======== Records provided

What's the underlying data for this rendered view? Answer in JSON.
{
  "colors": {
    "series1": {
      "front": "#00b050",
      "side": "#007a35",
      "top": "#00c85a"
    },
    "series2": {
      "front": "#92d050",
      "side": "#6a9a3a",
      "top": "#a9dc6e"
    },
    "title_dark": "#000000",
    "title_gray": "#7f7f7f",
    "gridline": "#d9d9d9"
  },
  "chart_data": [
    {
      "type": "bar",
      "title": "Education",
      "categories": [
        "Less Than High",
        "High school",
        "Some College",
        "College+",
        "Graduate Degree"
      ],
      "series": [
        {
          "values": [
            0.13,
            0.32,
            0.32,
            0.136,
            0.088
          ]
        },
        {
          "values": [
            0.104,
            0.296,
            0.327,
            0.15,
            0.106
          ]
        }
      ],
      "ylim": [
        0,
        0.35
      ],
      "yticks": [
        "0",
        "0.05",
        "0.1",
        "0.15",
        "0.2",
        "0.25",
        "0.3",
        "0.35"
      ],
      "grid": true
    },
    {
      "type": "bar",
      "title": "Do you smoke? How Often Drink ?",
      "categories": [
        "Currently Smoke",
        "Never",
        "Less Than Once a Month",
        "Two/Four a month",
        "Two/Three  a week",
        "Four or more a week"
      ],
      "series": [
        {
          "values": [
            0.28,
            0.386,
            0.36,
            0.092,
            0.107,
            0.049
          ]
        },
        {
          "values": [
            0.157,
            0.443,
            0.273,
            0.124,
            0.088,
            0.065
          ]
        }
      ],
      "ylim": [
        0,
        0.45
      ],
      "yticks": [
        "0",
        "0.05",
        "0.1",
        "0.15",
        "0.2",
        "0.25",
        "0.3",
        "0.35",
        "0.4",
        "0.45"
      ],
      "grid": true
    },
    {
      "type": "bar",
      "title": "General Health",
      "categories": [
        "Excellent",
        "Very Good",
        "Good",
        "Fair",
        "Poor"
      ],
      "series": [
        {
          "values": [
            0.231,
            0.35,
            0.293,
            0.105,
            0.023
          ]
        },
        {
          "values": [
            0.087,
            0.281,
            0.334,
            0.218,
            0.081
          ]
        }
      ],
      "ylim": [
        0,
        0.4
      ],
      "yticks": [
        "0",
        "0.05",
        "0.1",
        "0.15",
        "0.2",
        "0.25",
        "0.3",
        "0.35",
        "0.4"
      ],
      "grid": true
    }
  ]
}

================

◆ Task directions ◆
Where a line of the records above holds the word "Than", copy that line.

◆ Full response ◆
        "Less Than High",
        "Less Than Once a Month",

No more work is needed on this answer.